[AIM OF THE EXERCISE]
Below are records; count the lines that contain "place" and give only the total.
————————
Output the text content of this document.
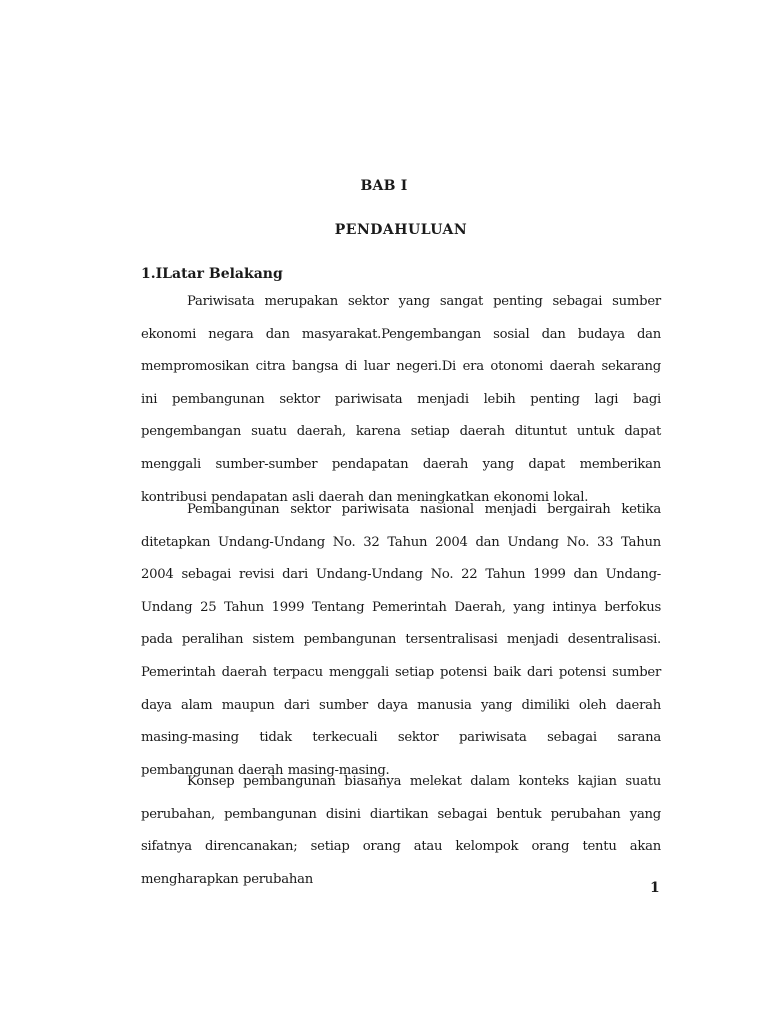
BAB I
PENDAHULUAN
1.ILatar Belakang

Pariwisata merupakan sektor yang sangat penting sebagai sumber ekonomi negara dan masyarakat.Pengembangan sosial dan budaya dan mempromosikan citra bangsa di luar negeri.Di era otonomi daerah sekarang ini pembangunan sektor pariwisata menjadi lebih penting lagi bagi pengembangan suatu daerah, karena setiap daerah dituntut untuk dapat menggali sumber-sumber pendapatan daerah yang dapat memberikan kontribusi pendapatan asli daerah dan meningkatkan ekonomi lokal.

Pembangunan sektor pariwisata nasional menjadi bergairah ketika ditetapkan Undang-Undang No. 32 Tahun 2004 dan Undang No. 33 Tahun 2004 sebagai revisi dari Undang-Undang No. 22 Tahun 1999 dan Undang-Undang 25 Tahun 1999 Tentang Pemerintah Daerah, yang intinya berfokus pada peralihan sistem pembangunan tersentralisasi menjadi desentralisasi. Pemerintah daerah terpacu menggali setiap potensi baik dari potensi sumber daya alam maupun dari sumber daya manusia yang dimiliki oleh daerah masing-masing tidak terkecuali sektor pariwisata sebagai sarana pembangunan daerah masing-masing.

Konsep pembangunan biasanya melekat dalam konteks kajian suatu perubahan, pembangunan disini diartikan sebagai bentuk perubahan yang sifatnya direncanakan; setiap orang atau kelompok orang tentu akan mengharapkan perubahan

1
————————
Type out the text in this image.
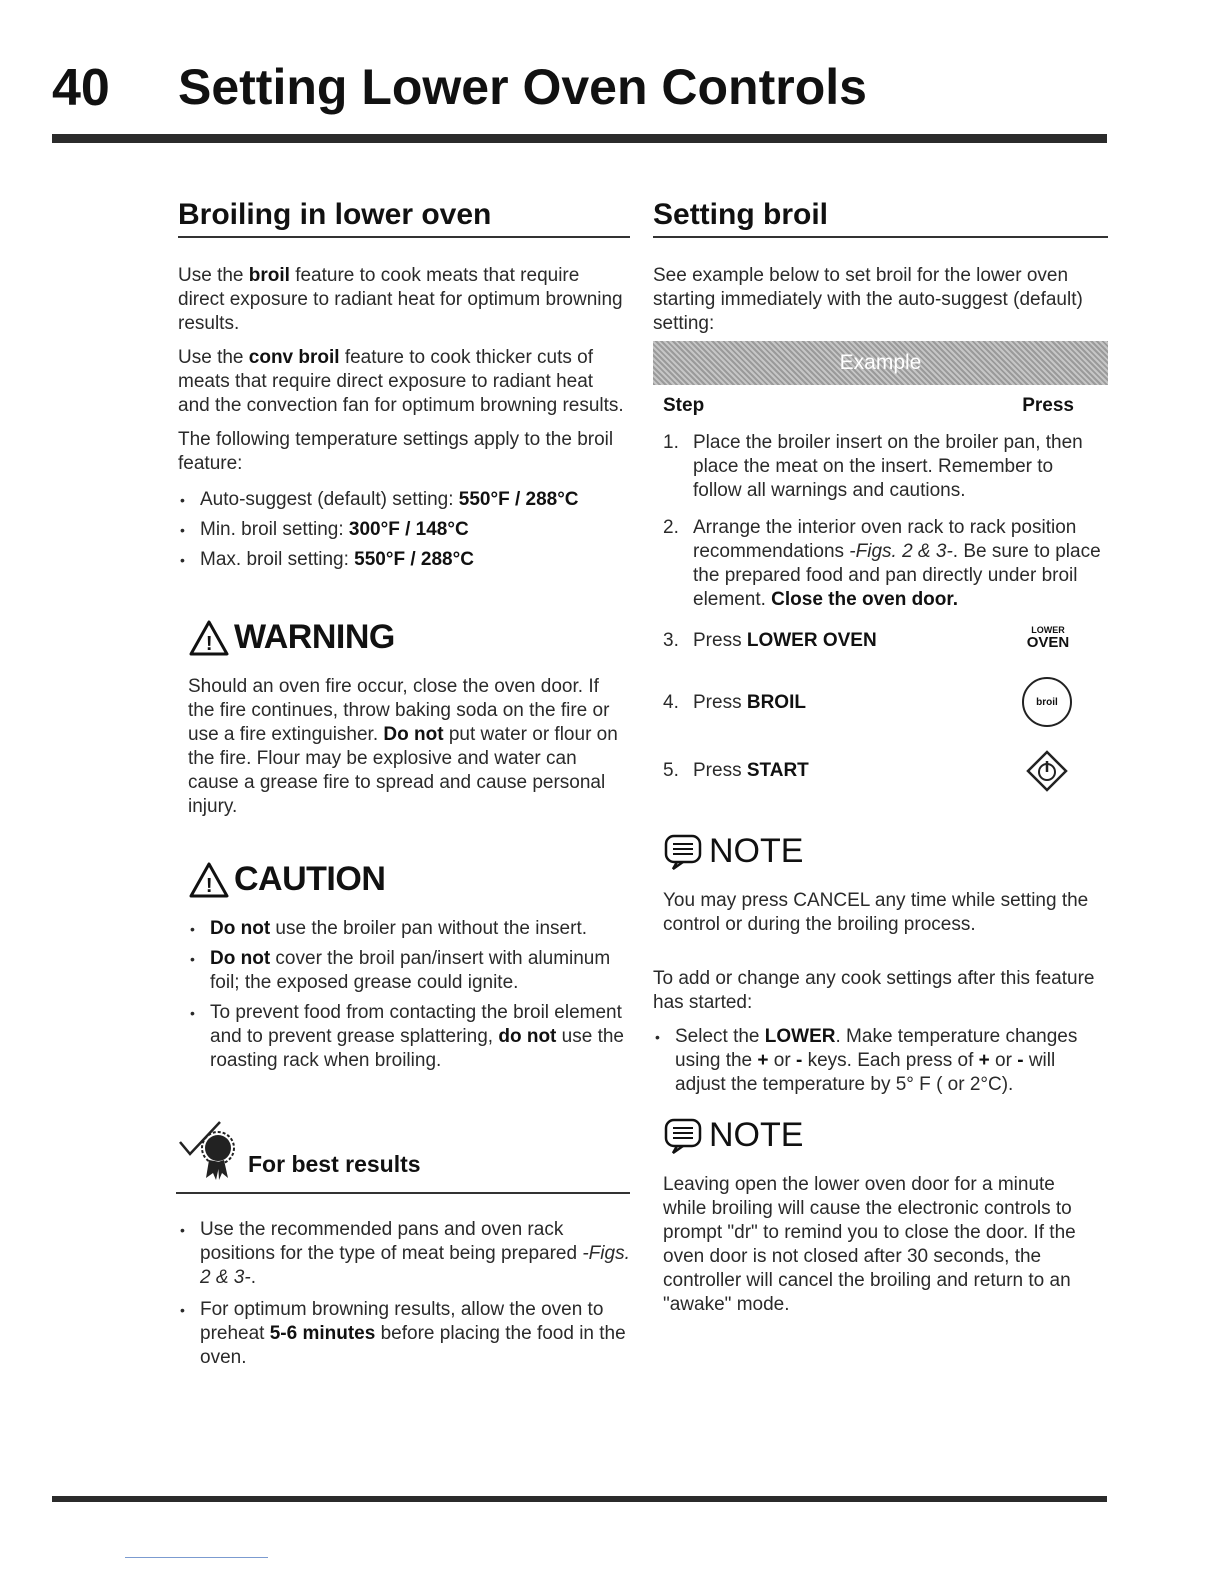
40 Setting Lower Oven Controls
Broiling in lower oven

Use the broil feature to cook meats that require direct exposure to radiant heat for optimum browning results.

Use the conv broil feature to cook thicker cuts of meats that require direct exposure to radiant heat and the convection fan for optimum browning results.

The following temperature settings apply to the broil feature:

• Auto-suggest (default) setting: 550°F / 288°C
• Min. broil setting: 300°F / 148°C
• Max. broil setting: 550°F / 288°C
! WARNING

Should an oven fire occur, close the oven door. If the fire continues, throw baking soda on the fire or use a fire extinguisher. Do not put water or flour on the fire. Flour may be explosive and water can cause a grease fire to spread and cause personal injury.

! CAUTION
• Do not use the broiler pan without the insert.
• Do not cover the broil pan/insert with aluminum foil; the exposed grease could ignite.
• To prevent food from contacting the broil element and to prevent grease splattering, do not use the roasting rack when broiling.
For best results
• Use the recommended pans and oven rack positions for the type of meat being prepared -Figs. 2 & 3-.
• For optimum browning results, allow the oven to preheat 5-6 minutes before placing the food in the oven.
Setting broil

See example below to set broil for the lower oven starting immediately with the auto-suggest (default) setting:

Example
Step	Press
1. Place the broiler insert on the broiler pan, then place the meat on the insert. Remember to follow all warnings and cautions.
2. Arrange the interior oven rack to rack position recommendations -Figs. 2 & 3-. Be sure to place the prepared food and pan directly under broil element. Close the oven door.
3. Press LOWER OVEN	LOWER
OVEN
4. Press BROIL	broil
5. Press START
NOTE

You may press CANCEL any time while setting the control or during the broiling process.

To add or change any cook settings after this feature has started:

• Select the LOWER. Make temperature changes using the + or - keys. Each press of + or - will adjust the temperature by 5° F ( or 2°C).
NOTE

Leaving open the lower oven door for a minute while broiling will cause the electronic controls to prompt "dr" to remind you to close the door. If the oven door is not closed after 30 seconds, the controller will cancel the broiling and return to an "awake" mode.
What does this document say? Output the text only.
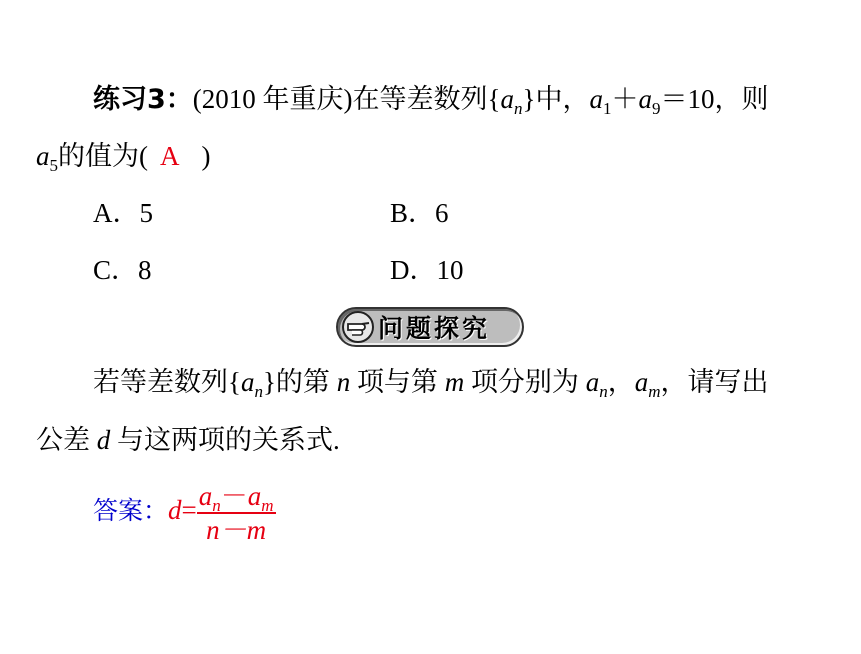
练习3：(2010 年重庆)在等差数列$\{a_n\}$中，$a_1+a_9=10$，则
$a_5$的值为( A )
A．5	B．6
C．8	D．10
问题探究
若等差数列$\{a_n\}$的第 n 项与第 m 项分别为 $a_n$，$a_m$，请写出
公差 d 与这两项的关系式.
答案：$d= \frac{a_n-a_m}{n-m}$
————————
[RESPONSE TO THIS TASK]
2